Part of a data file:
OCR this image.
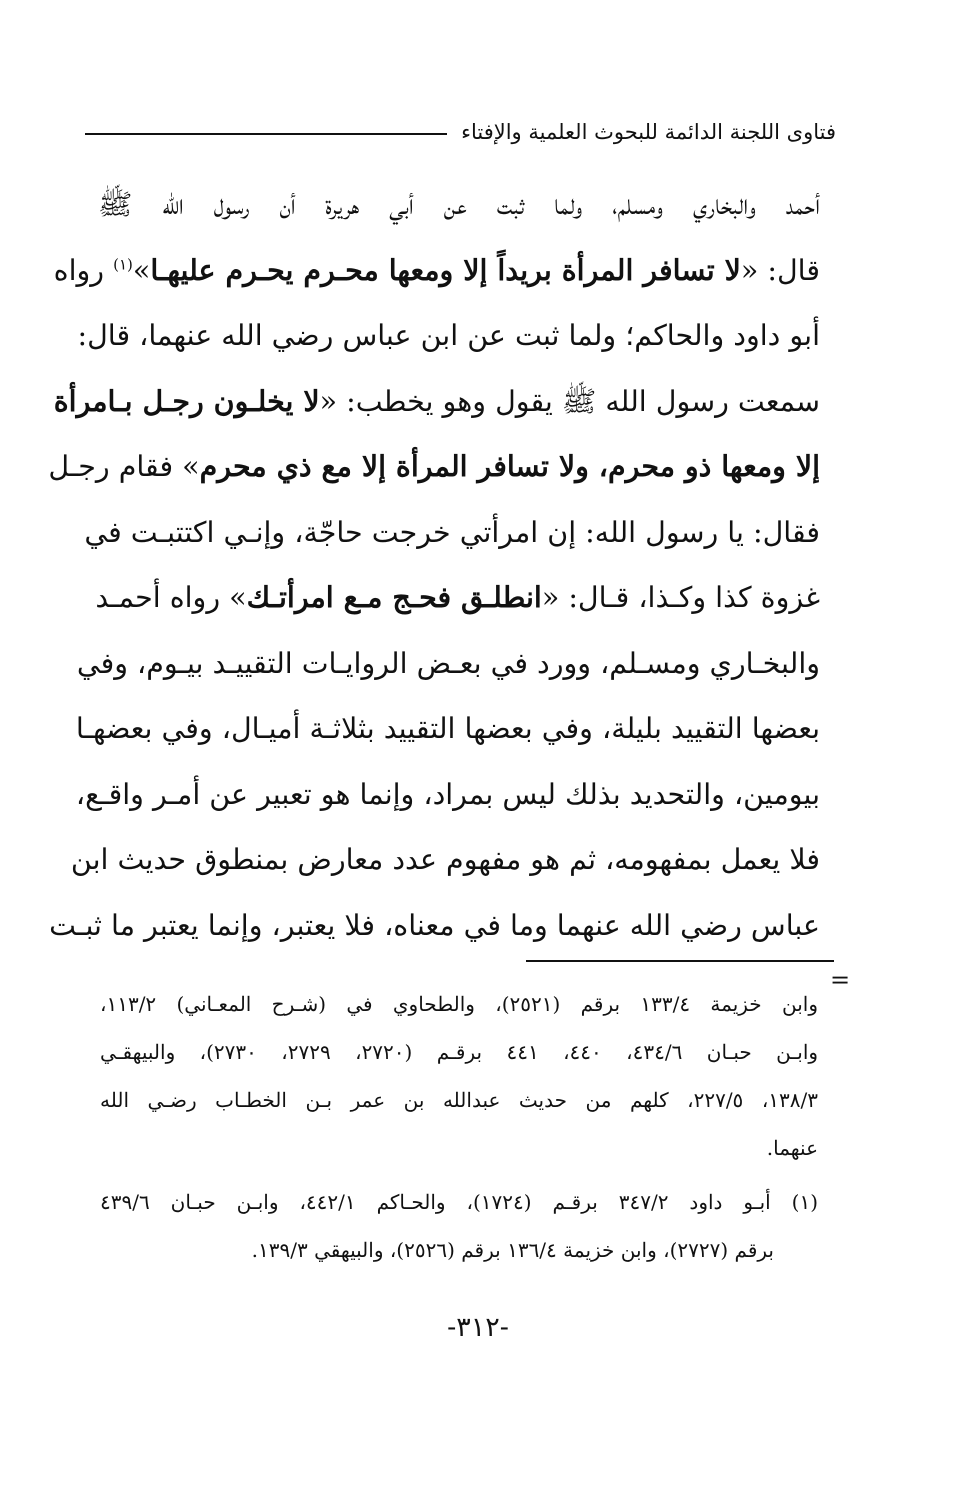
فتاوى اللجنة الدائمة للبحوث العلمية والإفتاء
أحمد والبخاري ومسلم، ولما ثبت عن أبي هريرة أن رسول الله ﷺ
قال: «لا تسافر المرأة بريداً إلا ومعها محـرم يحـرم عليهـا»$^{(١)}$ رواه
أبو داود والحاكم؛ ولما ثبت عن ابن عباس رضي الله عنهما، قال:
سمعت رسول الله ﷺ يقول وهو يخطب: «لا يخلـون رجـل بـامرأة
إلا ومعها ذو محرم، ولا تسافر المرأة إلا مع ذي محرم» فقام رجـل
فقال: يا رسول الله: إن امرأتي خرجت حاجّة، وإنـي اكتتبـت في
غزوة كذا وكـذا، قـال: «انطلـق فحـج مـع امرأتـك» رواه أحمـد
والبخـاري ومسـلم، وورد في بعـض الروايـات التقييـد بيـوم، وفي
بعضها التقييد بليلة، وفي بعضها التقييد بثلاثـة أميـال، وفي بعضهـا
بيومين، والتحديد بذلك ليس بمراد، وإنما هو تعبير عن أمـر واقـع،
فلا يعمل بمفهومه، ثم هو مفهوم عدد معارض بمنطوق حديث ابن
عباس رضي الله عنهما وما في معناه، فلا يعتبر، وإنما يعتبر ما ثبـت
=
وابن خزيمة ١٣٣/٤ برقم (٢٥٢١)، والطحاوي في (شـرح المعـاني) ١١٣/٢،
وابـن حبـان ٤٣٤/٦، ٤٤٠، ٤٤١ برقـم (٢٧٢٠، ٢٧٢٩، ٢٧٣٠)، والبيهقـي
١٣٨/٣، ٢٢٧/٥، كلهم من حديث عبدالله بن عمر بـن الخطـاب رضـي الله
عنهما.
(١) أبـو داود ٣٤٧/٢ برقـم (١٧٢٤)، والحـاكم ٤٤٢/١، وابـن حبـان ٤٣٩/٦
برقم (٢٧٢٧)، وابن خزيمة ١٣٦/٤ برقم (٢٥٢٦)، والبيهقي ١٣٩/٣.
-٣١٢-
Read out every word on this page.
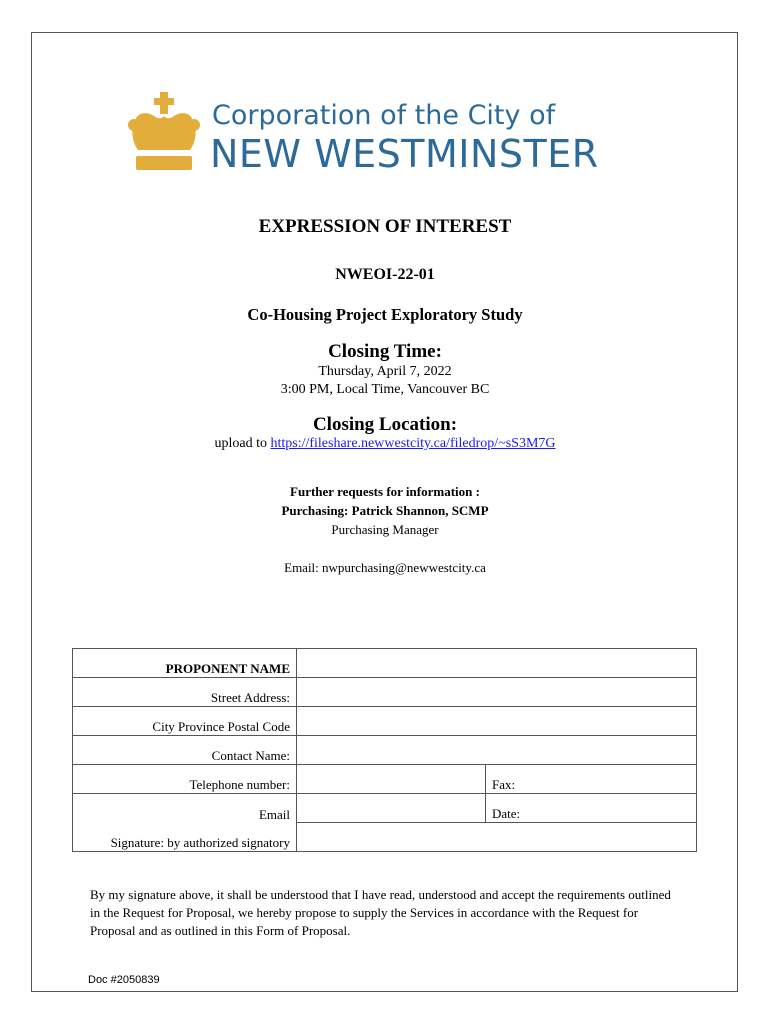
Corporation of the City of
NEW WESTMINSTER
EXPRESSION OF INTEREST
NWEOI-22-01
Co-Housing Project Exploratory Study
Closing Time:
Thursday, April 7, 2022
3:00 PM, Local Time, Vancouver BC
Closing Location:
upload to https://fileshare.newwestcity.ca/filedrop/~sS3M7G
Further requests for information :
Purchasing: Patrick Shannon, SCMP
Purchasing Manager
Email: nwpurchasing@newwestcity.ca
PROPONENT NAME		
Street Address:		
City Province Postal Code		
Contact Name:		
Telephone number:		Fax:
Email		Date:
Signature: by authorized signatory		
By my signature above, it shall be understood that I have read, understood and accept the requirements outlined in the Request for Proposal, we hereby propose to supply the Services in accordance with the Request for Proposal and as outlined in this Form of Proposal.
Doc #2050839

**WHAT YOU WILL DO**. In the records above, find each line that holds the word "برقـم"; copy all such lines.

**WRITTEN REPLY**.
وابـن حبـان ٤٣٤/٦، ٤٤٠، ٤٤١ برقـم (٢٧٢٠، ٢٧٢٩، ٢٧٣٠)، والبيهقـي
(١) أبـو داود ٣٤٧/٢ برقـم (١٧٢٤)، والحـاكم ٤٤٢/١، وابـن حبـان ٤٣٩/٦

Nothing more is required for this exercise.